→ **Task prompt**: Can you locate every line in the items below that contains the word "only" and copy each one? Treat uppercase and lowercase as different.

(Layout records)

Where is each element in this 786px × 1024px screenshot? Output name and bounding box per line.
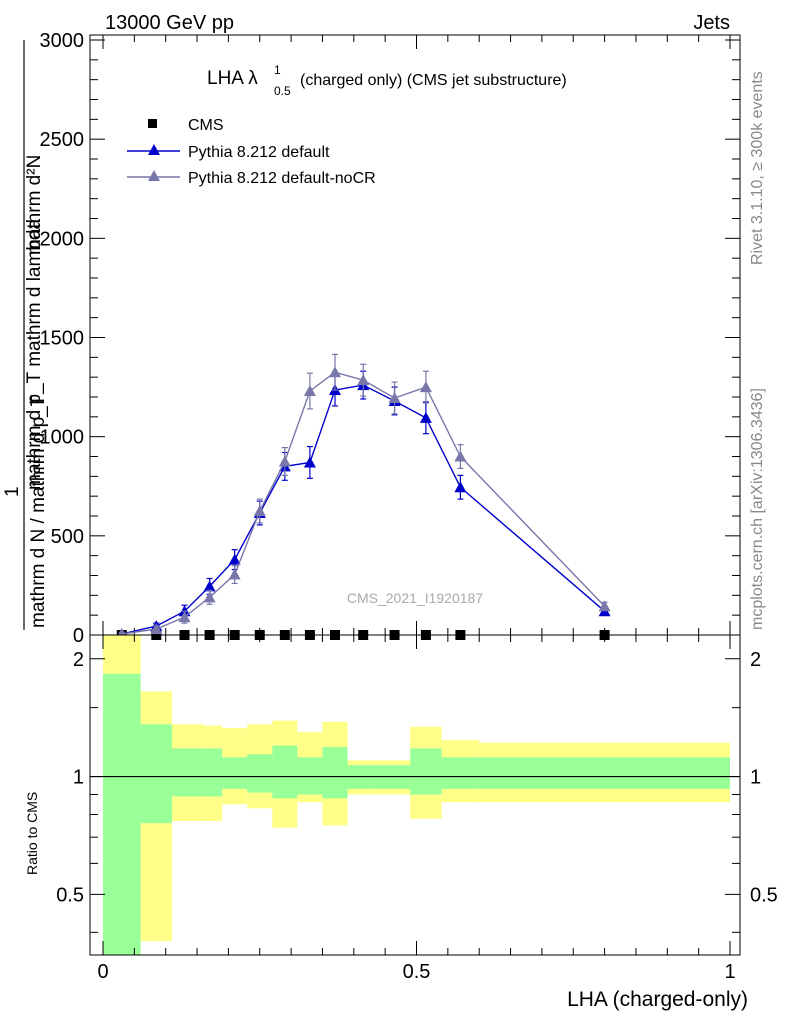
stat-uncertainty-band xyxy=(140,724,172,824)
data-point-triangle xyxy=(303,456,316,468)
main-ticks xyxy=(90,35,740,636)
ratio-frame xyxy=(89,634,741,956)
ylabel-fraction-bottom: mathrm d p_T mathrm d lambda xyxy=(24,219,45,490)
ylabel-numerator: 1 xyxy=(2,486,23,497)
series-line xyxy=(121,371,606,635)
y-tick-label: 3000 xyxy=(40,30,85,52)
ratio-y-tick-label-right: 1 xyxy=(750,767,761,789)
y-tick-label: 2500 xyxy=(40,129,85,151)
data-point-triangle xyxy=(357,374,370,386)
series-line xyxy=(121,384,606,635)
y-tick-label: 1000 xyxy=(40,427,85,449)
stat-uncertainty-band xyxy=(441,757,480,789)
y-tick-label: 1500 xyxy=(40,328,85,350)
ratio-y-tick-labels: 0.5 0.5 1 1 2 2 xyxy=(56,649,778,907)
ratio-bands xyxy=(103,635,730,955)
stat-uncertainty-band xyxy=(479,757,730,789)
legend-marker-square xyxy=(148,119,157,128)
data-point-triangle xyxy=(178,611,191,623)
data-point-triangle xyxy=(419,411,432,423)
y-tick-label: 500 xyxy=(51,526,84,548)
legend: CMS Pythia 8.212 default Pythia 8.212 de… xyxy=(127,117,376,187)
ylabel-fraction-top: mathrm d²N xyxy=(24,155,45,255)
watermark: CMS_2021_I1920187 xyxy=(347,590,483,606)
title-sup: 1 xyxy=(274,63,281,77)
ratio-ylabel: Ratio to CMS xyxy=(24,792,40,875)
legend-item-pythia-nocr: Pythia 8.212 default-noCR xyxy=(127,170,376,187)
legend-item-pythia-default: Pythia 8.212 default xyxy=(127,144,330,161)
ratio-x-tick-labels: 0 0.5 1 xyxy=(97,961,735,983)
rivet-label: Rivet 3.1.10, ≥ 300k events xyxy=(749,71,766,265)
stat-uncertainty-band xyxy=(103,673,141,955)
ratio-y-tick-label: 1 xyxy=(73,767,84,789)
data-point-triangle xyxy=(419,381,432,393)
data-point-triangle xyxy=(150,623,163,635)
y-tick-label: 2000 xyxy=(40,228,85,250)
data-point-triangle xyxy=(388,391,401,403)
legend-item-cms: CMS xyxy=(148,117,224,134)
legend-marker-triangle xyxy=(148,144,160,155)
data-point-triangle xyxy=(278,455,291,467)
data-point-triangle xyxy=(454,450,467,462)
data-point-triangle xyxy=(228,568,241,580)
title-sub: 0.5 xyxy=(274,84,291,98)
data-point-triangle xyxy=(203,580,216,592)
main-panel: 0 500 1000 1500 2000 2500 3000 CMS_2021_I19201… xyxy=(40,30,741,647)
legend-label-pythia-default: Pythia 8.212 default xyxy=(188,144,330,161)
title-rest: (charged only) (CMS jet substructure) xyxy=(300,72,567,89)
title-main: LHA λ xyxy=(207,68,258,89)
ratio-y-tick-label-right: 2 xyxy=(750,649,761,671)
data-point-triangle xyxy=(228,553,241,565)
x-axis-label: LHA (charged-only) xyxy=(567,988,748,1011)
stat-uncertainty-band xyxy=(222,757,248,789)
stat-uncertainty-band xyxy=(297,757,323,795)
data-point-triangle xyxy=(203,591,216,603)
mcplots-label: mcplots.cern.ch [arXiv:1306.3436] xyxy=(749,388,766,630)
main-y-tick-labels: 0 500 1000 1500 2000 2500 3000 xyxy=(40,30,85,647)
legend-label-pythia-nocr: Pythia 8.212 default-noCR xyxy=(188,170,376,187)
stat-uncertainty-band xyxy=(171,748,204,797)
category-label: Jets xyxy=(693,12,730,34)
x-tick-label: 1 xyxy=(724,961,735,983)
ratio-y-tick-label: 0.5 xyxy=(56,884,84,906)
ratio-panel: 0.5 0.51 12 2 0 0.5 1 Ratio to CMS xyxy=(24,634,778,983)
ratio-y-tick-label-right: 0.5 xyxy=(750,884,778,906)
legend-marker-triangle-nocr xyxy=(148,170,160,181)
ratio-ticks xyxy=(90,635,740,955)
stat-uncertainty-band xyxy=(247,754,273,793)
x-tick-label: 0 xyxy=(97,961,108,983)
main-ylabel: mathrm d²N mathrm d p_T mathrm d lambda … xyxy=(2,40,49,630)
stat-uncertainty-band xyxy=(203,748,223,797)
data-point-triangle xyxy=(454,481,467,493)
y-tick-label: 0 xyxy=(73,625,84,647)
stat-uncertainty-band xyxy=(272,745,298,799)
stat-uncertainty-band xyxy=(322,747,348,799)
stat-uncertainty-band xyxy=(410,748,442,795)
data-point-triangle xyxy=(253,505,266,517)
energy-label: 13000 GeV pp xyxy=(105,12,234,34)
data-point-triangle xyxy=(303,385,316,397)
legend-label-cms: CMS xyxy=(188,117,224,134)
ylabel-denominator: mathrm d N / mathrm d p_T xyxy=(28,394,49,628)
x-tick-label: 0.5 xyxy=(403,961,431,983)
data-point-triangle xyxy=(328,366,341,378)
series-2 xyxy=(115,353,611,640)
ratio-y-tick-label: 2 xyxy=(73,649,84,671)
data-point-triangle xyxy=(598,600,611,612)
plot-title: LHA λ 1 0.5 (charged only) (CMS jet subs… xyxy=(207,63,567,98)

→ **Output for this exercise**:
title-rest: (charged only) (CMS jet substructure) xyxy=(300,72,567,89)
x-axis-label: LHA (charged-only) xyxy=(567,988,748,1011)
plot-title: LHA λ 1 0.5 (charged only) (CMS jet subs… xyxy=(207,63,567,98)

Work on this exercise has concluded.